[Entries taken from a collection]
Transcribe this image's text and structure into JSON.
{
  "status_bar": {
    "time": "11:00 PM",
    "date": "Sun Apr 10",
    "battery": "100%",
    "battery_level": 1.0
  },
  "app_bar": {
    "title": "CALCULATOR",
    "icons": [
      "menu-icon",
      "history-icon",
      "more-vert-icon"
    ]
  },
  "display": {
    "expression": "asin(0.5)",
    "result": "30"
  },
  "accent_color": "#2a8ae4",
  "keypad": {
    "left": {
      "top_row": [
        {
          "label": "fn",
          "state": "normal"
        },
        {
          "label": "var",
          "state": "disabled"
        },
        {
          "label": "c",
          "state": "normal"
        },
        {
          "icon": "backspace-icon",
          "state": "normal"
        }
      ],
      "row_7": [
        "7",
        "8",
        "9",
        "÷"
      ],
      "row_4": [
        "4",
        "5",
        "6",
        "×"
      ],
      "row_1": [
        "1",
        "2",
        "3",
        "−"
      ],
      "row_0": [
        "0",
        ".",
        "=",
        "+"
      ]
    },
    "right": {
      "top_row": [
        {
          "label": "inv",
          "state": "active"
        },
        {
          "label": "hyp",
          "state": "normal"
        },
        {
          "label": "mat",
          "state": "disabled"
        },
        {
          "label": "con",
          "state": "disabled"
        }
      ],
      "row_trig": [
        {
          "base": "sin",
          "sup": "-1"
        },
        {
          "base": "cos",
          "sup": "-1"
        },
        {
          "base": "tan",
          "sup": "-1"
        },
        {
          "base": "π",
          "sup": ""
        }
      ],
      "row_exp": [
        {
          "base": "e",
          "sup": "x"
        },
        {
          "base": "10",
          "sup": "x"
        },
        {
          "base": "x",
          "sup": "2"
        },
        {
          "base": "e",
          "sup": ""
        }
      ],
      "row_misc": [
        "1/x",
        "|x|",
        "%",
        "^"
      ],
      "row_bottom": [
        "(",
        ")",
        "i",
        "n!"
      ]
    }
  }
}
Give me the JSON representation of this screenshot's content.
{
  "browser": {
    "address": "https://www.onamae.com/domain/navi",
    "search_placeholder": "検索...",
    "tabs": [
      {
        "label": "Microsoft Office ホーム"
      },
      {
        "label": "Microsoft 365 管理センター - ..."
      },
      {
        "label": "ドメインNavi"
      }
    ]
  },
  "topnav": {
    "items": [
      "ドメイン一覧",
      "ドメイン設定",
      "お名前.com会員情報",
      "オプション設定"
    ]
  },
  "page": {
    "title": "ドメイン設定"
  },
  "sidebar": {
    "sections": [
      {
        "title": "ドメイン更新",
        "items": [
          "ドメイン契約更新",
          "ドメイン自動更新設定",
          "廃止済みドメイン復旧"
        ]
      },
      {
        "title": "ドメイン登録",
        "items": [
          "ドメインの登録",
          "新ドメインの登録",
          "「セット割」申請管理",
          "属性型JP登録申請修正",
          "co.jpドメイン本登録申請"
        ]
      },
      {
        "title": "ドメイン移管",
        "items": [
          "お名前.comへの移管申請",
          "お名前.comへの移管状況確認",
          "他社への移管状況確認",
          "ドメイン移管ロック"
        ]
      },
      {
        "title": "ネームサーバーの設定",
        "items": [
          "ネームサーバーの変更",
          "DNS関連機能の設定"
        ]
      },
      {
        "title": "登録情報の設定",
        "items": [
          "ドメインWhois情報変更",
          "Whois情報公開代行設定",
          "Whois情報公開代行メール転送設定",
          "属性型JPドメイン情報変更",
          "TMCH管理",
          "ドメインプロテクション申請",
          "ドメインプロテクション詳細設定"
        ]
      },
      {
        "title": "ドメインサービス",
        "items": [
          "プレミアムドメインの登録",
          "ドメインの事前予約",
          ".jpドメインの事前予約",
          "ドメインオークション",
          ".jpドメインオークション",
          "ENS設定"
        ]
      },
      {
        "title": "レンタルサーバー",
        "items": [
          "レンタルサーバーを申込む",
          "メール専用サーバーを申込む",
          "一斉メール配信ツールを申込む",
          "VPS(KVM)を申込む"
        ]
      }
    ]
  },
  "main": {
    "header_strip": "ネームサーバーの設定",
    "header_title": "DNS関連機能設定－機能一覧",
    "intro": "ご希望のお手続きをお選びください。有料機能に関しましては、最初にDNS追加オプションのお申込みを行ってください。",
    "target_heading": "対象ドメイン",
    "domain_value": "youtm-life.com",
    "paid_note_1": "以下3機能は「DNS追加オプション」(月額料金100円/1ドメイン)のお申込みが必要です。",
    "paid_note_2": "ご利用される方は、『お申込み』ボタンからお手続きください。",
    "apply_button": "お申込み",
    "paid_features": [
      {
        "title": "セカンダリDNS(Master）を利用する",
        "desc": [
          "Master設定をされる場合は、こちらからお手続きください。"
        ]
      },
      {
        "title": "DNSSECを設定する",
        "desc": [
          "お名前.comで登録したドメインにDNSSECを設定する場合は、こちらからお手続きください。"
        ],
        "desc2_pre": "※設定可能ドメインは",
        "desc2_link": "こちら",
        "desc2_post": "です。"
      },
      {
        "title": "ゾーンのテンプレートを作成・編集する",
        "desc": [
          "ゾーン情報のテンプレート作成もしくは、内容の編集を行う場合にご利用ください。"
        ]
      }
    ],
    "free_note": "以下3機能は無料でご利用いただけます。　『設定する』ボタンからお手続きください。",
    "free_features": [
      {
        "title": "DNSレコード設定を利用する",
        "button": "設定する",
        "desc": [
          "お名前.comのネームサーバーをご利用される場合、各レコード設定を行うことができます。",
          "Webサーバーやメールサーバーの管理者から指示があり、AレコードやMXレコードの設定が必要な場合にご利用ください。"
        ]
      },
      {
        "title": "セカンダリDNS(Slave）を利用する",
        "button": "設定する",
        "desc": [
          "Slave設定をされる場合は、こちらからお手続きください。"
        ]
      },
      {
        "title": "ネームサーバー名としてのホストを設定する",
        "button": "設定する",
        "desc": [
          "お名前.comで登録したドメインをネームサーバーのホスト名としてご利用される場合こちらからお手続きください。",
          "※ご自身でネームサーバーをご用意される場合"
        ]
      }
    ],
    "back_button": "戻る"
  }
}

* **Aim of the exercise**: Reproduce all of the records exactly.

* **Correct output**:
Transcribe this image's text and structure into JSON.
{
  "status_bar": {
    "time": "11:00 PM",
    "date": "Sun Apr 10",
    "battery": "100%",
    "battery_level": 1.0
  },
  "app_bar": {
    "title": "CALCULATOR",
    "icons": [
      "menu-icon",
      "history-icon",
      "more-vert-icon"
    ]
  },
  "display": {
    "expression": "asin(0.5)",
    "result": "30"
  },
  "accent_color": "#2a8ae4",
  "keypad": {
    "left": {
      "top_row": [
        {
          "label": "fn",
          "state": "normal"
        },
        {
          "label": "var",
          "state": "disabled"
        },
        {
          "label": "c",
          "state": "normal"
        },
        {
          "icon": "backspace-icon",
          "state": "normal"
        }
      ],
      "row_7": [
        "7",
        "8",
        "9",
        "÷"
      ],
      "row_4": [
        "4",
        "5",
        "6",
        "×"
      ],
      "row_1": [
        "1",
        "2",
        "3",
        "−"
      ],
      "row_0": [
        "0",
        ".",
        "=",
        "+"
      ]
    },
    "right": {
      "top_row": [
        {
          "label": "inv",
          "state": "active"
        },
        {
          "label": "hyp",
          "state": "normal"
        },
        {
          "label": "mat",
          "state": "disabled"
        },
        {
          "label": "con",
          "state": "disabled"
        }
      ],
      "row_trig": [
        {
          "base": "sin",
          "sup": "-1"
        },
        {
          "base": "cos",
          "sup": "-1"
        },
        {
          "base": "tan",
          "sup": "-1"
        },
        {
          "base": "π",
          "sup": ""
        }
      ],
      "row_exp": [
        {
          "base": "e",
          "sup": "x"
        },
        {
          "base": "10",
          "sup": "x"
        },
        {
          "base": "x",
          "sup": "2"
        },
        {
          "base": "e",
          "sup": ""
        }
      ],
      "row_misc": [
        "1/x",
        "|x|",
        "%",
        "^"
      ],
      "row_bottom": [
        "(",
        ")",
        "i",
        "n!"
      ]
    }
  }
}
Give me the JSON representation of this screenshot's content.
{
  "browser": {
    "address": "https://www.onamae.com/domain/navi",
    "search_placeholder": "検索...",
    "tabs": [
      {
        "label": "Microsoft Office ホーム"
      },
      {
        "label": "Microsoft 365 管理センター - ..."
      },
      {
        "label": "ドメインNavi"
      }
    ]
  },
  "topnav": {
    "items": [
      "ドメイン一覧",
      "ドメイン設定",
      "お名前.com会員情報",
      "オプション設定"
    ]
  },
  "page": {
    "title": "ドメイン設定"
  },
  "sidebar": {
    "sections": [
      {
        "title": "ドメイン更新",
        "items": [
          "ドメイン契約更新",
          "ドメイン自動更新設定",
          "廃止済みドメイン復旧"
        ]
      },
      {
        "title": "ドメイン登録",
        "items": [
          "ドメインの登録",
          "新ドメインの登録",
          "「セット割」申請管理",
          "属性型JP登録申請修正",
          "co.jpドメイン本登録申請"
        ]
      },
      {
        "title": "ドメイン移管",
        "items": [
          "お名前.comへの移管申請",
          "お名前.comへの移管状況確認",
          "他社への移管状況確認",
          "ドメイン移管ロック"
        ]
      },
      {
        "title": "ネームサーバーの設定",
        "items": [
          "ネームサーバーの変更",
          "DNS関連機能の設定"
        ]
      },
      {
        "title": "登録情報の設定",
        "items": [
          "ドメインWhois情報変更",
          "Whois情報公開代行設定",
          "Whois情報公開代行メール転送設定",
          "属性型JPドメイン情報変更",
          "TMCH管理",
          "ドメインプロテクション申請",
          "ドメインプロテクション詳細設定"
        ]
      },
      {
        "title": "ドメインサービス",
        "items": [
          "プレミアムドメインの登録",
          "ドメインの事前予約",
          ".jpドメインの事前予約",
          "ドメインオークション",
          ".jpドメインオークション",
          "ENS設定"
        ]
      },
      {
        "title": "レンタルサーバー",
        "items": [
          "レンタルサーバーを申込む",
          "メール専用サーバーを申込む",
          "一斉メール配信ツールを申込む",
          "VPS(KVM)を申込む"
        ]
      }
    ]
  },
  "main": {
    "header_strip": "ネームサーバーの設定",
    "header_title": "DNS関連機能設定－機能一覧",
    "intro": "ご希望のお手続きをお選びください。有料機能に関しましては、最初にDNS追加オプションのお申込みを行ってください。",
    "target_heading": "対象ドメイン",
    "domain_value": "youtm-life.com",
    "paid_note_1": "以下3機能は「DNS追加オプション」(月額料金100円/1ドメイン)のお申込みが必要です。",
    "paid_note_2": "ご利用される方は、『お申込み』ボタンからお手続きください。",
    "apply_button": "お申込み",
    "paid_features": [
      {
        "title": "セカンダリDNS(Master）を利用する",
        "desc": [
          "Master設定をされる場合は、こちらからお手続きください。"
        ]
      },
      {
        "title": "DNSSECを設定する",
        "desc": [
          "お名前.comで登録したドメインにDNSSECを設定する場合は、こちらからお手続きください。"
        ],
        "desc2_pre": "※設定可能ドメインは",
        "desc2_link": "こちら",
        "desc2_post": "です。"
      },
      {
        "title": "ゾーンのテンプレートを作成・編集する",
        "desc": [
          "ゾーン情報のテンプレート作成もしくは、内容の編集を行う場合にご利用ください。"
        ]
      }
    ],
    "free_note": "以下3機能は無料でご利用いただけます。　『設定する』ボタンからお手続きください。",
    "free_features": [
      {
        "title": "DNSレコード設定を利用する",
        "button": "設定する",
        "desc": [
          "お名前.comのネームサーバーをご利用される場合、各レコード設定を行うことができます。",
          "Webサーバーやメールサーバーの管理者から指示があり、AレコードやMXレコードの設定が必要な場合にご利用ください。"
        ]
      },
      {
        "title": "セカンダリDNS(Slave）を利用する",
        "button": "設定する",
        "desc": [
          "Slave設定をされる場合は、こちらからお手続きください。"
        ]
      },
      {
        "title": "ネームサーバー名としてのホストを設定する",
        "button": "設定する",
        "desc": [
          "お名前.comで登録したドメインをネームサーバーのホスト名としてご利用される場合こちらからお手続きください。",
          "※ご自身でネームサーバーをご用意される場合"
        ]
      }
    ],
    "back_button": "戻る"
  }
}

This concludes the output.